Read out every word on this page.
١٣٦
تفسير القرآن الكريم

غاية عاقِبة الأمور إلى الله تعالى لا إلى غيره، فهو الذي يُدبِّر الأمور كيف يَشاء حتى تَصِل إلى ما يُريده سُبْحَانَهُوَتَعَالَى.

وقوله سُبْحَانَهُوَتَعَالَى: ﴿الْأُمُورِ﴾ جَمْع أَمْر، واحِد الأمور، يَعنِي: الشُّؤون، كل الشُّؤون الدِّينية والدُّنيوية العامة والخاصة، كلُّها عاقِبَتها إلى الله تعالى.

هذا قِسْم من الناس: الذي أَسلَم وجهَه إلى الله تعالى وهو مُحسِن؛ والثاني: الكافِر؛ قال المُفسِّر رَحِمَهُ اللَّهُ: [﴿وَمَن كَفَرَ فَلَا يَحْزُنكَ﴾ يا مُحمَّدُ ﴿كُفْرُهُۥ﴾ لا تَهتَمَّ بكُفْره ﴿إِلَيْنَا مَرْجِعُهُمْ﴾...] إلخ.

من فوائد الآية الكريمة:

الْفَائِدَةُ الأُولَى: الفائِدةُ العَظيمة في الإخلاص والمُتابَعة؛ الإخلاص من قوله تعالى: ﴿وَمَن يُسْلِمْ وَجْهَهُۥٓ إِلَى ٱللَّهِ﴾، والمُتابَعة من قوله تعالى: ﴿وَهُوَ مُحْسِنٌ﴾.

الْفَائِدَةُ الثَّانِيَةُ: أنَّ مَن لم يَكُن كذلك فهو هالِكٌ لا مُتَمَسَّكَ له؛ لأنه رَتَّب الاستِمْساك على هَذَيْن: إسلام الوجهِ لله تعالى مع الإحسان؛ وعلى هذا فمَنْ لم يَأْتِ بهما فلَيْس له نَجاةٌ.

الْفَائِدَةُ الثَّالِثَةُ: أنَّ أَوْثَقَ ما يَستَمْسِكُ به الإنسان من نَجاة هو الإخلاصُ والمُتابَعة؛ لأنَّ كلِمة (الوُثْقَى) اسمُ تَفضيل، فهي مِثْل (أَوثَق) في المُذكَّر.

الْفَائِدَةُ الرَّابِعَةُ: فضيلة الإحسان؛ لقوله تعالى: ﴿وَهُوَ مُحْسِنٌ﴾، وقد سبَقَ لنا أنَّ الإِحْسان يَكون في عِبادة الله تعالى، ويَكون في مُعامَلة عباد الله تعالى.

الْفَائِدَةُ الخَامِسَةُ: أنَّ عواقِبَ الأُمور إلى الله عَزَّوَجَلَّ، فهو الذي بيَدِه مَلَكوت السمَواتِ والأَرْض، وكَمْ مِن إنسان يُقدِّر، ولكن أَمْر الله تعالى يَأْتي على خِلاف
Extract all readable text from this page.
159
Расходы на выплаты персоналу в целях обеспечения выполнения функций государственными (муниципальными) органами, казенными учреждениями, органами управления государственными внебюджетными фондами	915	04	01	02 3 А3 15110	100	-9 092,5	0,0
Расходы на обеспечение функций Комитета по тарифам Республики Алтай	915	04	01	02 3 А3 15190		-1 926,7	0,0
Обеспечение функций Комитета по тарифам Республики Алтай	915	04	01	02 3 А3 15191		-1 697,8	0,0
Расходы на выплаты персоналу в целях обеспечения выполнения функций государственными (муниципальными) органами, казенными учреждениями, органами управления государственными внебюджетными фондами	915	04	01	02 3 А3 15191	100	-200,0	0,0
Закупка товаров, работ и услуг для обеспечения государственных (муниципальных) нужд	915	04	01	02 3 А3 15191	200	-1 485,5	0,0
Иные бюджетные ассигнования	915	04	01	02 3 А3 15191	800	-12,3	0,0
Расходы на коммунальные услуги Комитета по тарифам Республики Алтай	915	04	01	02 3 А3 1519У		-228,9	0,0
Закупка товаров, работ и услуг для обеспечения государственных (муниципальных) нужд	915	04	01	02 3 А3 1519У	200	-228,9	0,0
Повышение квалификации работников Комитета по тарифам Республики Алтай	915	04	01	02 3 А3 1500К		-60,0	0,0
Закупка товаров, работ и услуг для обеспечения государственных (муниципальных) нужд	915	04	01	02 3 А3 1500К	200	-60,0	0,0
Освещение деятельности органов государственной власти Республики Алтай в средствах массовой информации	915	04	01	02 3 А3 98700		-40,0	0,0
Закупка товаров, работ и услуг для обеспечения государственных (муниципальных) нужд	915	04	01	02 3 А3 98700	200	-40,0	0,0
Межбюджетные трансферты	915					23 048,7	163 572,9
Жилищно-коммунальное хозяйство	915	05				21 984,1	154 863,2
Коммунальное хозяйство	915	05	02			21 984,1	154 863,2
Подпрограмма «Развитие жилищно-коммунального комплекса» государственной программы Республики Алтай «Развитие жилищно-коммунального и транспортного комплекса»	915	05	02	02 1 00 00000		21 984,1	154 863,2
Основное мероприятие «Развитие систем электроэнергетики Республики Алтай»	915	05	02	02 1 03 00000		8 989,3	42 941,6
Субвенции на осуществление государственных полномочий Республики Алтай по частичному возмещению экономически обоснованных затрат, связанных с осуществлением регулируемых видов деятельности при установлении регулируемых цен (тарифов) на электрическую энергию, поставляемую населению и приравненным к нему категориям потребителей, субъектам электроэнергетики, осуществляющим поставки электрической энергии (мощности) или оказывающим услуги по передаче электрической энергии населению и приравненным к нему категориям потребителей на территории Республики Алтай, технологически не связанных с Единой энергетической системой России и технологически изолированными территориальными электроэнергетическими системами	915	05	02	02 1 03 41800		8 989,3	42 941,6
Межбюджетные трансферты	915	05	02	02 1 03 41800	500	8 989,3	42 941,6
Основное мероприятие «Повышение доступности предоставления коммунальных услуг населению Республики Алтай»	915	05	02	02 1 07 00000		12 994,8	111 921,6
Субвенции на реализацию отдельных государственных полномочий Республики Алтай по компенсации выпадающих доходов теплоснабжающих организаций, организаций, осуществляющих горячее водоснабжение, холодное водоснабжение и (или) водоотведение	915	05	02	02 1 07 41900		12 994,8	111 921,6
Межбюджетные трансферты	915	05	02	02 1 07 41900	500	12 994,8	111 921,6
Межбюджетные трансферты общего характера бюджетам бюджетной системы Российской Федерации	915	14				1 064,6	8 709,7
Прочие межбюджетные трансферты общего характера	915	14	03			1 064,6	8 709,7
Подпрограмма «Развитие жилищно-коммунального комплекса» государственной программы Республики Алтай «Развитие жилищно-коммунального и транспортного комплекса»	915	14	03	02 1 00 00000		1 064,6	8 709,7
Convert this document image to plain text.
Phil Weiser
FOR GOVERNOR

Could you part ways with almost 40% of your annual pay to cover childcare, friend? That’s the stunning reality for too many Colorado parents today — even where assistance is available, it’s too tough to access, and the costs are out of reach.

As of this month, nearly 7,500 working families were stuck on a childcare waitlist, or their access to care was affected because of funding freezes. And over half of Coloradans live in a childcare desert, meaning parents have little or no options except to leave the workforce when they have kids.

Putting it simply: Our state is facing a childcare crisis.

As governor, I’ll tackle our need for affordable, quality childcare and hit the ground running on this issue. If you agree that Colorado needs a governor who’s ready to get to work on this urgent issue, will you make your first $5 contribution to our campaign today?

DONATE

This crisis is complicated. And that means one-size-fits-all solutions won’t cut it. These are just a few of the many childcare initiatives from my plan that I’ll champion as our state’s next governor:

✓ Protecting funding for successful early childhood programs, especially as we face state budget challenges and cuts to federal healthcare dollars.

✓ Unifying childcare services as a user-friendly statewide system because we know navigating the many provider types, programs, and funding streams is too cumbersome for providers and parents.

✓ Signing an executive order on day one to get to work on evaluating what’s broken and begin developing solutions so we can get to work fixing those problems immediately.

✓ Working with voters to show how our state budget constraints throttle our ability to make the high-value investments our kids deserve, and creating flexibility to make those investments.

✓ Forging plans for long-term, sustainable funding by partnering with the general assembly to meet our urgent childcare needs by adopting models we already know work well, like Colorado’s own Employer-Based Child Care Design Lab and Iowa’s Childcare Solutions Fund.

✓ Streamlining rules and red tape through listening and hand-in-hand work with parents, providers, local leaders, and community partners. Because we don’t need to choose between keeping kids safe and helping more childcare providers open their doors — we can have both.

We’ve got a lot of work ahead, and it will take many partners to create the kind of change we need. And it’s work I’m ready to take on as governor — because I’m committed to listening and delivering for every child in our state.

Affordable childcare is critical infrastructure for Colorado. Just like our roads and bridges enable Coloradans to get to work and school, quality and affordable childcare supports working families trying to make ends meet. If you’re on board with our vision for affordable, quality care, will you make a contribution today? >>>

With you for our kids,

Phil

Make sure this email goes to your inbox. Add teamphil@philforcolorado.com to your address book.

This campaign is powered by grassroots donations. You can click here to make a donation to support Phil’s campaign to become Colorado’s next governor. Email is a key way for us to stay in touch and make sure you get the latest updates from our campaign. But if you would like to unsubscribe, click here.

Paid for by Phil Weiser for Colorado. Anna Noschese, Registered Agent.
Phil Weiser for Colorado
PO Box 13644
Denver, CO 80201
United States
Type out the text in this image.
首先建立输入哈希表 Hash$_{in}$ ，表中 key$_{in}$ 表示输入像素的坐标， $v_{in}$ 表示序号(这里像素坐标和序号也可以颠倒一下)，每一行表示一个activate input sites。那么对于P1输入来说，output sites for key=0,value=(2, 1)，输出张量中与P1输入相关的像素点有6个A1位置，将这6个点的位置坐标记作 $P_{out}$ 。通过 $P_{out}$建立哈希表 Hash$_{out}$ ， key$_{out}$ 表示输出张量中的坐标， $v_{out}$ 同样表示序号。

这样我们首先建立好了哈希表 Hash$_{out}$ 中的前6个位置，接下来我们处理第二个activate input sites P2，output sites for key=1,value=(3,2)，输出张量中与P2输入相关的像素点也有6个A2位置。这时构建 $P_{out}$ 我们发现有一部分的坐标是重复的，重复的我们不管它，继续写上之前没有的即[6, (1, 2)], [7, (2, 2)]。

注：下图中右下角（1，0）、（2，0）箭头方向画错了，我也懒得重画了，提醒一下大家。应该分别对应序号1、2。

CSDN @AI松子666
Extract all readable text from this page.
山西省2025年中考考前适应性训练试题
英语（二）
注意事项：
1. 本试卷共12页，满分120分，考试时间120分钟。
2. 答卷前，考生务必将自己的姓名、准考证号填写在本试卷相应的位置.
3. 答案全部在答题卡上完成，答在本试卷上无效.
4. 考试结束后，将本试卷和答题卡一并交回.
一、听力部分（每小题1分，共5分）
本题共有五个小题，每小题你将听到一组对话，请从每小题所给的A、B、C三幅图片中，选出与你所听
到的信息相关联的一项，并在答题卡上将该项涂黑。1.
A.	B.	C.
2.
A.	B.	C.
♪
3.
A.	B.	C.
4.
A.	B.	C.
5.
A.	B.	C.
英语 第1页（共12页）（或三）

• • •

▶ WHAT THE TASK REQUIRES:
Identify and extract each line of the listing that contains "мероприятие".

▶ FINAL RESULT:
Основное мероприятие «Развитие систем электроэнергетики Республики Алтай»	915	05	02	02 1 03 00000		8 989,3	42 941,6
Основное мероприятие «Повышение доступности предоставления коммунальных услуг населению Республики Алтай»	915	05	02	02 1 07 00000		12 994,8	111 921,6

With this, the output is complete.